▶ Objective
The entries need to be copied exactly.

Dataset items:
....................

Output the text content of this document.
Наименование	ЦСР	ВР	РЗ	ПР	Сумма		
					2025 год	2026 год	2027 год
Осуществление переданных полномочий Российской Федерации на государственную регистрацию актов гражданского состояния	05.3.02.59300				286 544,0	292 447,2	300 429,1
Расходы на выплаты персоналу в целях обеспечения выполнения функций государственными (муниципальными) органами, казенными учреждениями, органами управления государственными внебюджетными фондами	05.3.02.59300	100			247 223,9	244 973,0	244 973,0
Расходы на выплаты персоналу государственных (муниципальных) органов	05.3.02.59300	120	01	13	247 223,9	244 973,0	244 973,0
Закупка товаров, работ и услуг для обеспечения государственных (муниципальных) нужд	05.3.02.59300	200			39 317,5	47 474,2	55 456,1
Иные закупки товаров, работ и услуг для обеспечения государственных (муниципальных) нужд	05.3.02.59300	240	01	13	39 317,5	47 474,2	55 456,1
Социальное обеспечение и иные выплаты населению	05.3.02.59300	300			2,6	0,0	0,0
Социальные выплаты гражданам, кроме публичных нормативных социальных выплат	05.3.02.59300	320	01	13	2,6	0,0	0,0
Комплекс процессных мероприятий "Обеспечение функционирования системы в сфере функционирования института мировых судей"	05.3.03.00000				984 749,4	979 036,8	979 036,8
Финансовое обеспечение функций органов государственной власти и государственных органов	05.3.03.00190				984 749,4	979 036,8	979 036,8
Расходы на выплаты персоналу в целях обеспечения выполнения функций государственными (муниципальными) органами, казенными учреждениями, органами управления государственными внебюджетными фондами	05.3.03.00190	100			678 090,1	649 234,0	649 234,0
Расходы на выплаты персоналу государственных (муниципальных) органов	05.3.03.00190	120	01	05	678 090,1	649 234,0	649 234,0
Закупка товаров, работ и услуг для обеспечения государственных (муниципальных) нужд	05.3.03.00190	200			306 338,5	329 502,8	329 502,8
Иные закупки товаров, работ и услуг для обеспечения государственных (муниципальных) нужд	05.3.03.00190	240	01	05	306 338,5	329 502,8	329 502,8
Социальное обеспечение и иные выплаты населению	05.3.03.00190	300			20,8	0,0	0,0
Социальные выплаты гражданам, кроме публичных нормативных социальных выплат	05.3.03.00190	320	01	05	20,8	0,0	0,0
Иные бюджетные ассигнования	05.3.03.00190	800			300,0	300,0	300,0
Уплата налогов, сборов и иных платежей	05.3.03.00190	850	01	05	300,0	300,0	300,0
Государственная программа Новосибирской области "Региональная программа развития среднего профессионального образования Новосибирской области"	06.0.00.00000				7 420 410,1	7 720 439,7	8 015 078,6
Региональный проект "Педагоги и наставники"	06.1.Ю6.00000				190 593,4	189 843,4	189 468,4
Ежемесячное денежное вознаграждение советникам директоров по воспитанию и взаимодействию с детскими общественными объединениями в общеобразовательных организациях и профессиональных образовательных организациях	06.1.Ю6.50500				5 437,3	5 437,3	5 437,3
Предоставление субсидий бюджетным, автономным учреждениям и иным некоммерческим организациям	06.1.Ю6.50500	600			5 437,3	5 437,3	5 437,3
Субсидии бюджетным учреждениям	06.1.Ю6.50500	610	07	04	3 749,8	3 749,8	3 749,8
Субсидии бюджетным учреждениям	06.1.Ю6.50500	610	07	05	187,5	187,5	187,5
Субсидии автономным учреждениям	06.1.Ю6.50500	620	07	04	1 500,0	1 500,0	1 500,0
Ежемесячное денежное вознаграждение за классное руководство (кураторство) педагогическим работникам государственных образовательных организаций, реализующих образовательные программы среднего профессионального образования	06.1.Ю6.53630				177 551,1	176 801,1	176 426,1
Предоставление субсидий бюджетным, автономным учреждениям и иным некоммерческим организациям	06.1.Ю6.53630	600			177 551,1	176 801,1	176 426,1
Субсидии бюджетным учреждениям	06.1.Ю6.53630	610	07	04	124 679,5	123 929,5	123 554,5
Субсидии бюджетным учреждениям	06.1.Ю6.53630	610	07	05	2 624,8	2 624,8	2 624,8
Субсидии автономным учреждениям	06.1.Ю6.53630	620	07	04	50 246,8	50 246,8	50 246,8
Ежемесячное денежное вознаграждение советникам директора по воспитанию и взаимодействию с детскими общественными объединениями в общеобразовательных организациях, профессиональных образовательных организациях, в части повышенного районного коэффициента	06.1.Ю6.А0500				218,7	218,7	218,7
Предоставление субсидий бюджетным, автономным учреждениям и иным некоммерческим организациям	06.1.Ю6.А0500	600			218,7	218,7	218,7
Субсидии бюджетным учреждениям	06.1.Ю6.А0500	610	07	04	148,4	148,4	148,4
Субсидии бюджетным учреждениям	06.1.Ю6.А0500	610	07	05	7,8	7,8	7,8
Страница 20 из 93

....................

▶ Result
Output the text content of this document.
Наименование	ЦСР	ВР	РЗ	ПР	Сумма		
					2025 год	2026 год	2027 год
Осуществление переданных полномочий Российской Федерации на государственную регистрацию актов гражданского состояния	05.3.02.59300				286 544,0	292 447,2	300 429,1
Расходы на выплаты персоналу в целях обеспечения выполнения функций государственными (муниципальными) органами, казенными учреждениями, органами управления государственными внебюджетными фондами	05.3.02.59300	100			247 223,9	244 973,0	244 973,0
Расходы на выплаты персоналу государственных (муниципальных) органов	05.3.02.59300	120	01	13	247 223,9	244 973,0	244 973,0
Закупка товаров, работ и услуг для обеспечения государственных (муниципальных) нужд	05.3.02.59300	200			39 317,5	47 474,2	55 456,1
Иные закупки товаров, работ и услуг для обеспечения государственных (муниципальных) нужд	05.3.02.59300	240	01	13	39 317,5	47 474,2	55 456,1
Социальное обеспечение и иные выплаты населению	05.3.02.59300	300			2,6	0,0	0,0
Социальные выплаты гражданам, кроме публичных нормативных социальных выплат	05.3.02.59300	320	01	13	2,6	0,0	0,0
Комплекс процессных мероприятий "Обеспечение функционирования системы в сфере функционирования института мировых судей"	05.3.03.00000				984 749,4	979 036,8	979 036,8
Финансовое обеспечение функций органов государственной власти и государственных органов	05.3.03.00190				984 749,4	979 036,8	979 036,8
Расходы на выплаты персоналу в целях обеспечения выполнения функций государственными (муниципальными) органами, казенными учреждениями, органами управления государственными внебюджетными фондами	05.3.03.00190	100			678 090,1	649 234,0	649 234,0
Расходы на выплаты персоналу государственных (муниципальных) органов	05.3.03.00190	120	01	05	678 090,1	649 234,0	649 234,0
Закупка товаров, работ и услуг для обеспечения государственных (муниципальных) нужд	05.3.03.00190	200			306 338,5	329 502,8	329 502,8
Иные закупки товаров, работ и услуг для обеспечения государственных (муниципальных) нужд	05.3.03.00190	240	01	05	306 338,5	329 502,8	329 502,8
Социальное обеспечение и иные выплаты населению	05.3.03.00190	300			20,8	0,0	0,0
Социальные выплаты гражданам, кроме публичных нормативных социальных выплат	05.3.03.00190	320	01	05	20,8	0,0	0,0
Иные бюджетные ассигнования	05.3.03.00190	800			300,0	300,0	300,0
Уплата налогов, сборов и иных платежей	05.3.03.00190	850	01	05	300,0	300,0	300,0
Государственная программа Новосибирской области "Региональная программа развития среднего профессионального образования Новосибирской области"	06.0.00.00000				7 420 410,1	7 720 439,7	8 015 078,6
Региональный проект "Педагоги и наставники"	06.1.Ю6.00000				190 593,4	189 843,4	189 468,4
Ежемесячное денежное вознаграждение советникам директоров по воспитанию и взаимодействию с детскими общественными объединениями в общеобразовательных организациях и профессиональных образовательных организациях	06.1.Ю6.50500				5 437,3	5 437,3	5 437,3
Предоставление субсидий бюджетным, автономным учреждениям и иным некоммерческим организациям	06.1.Ю6.50500	600			5 437,3	5 437,3	5 437,3
Субсидии бюджетным учреждениям	06.1.Ю6.50500	610	07	04	3 749,8	3 749,8	3 749,8
Субсидии бюджетным учреждениям	06.1.Ю6.50500	610	07	05	187,5	187,5	187,5
Субсидии автономным учреждениям	06.1.Ю6.50500	620	07	04	1 500,0	1 500,0	1 500,0
Ежемесячное денежное вознаграждение за классное руководство (кураторство) педагогическим работникам государственных образовательных организаций, реализующих образовательные программы среднего профессионального образования	06.1.Ю6.53630				177 551,1	176 801,1	176 426,1
Предоставление субсидий бюджетным, автономным учреждениям и иным некоммерческим организациям	06.1.Ю6.53630	600			177 551,1	176 801,1	176 426,1
Субсидии бюджетным учреждениям	06.1.Ю6.53630	610	07	04	124 679,5	123 929,5	123 554,5
Субсидии бюджетным учреждениям	06.1.Ю6.53630	610	07	05	2 624,8	2 624,8	2 624,8
Субсидии автономным учреждениям	06.1.Ю6.53630	620	07	04	50 246,8	50 246,8	50 246,8
Ежемесячное денежное вознаграждение советникам директора по воспитанию и взаимодействию с детскими общественными объединениями в общеобразовательных организациях, профессиональных образовательных организациях, в части повышенного районного коэффициента	06.1.Ю6.А0500				218,7	218,7	218,7
Предоставление субсидий бюджетным, автономным учреждениям и иным некоммерческим организациям	06.1.Ю6.А0500	600			218,7	218,7	218,7
Субсидии бюджетным учреждениям	06.1.Ю6.А0500	610	07	04	148,4	148,4	148,4
Субсидии бюджетным учреждениям	06.1.Ю6.А0500	610	07	05	7,8	7,8	7,8
Страница 20 из 93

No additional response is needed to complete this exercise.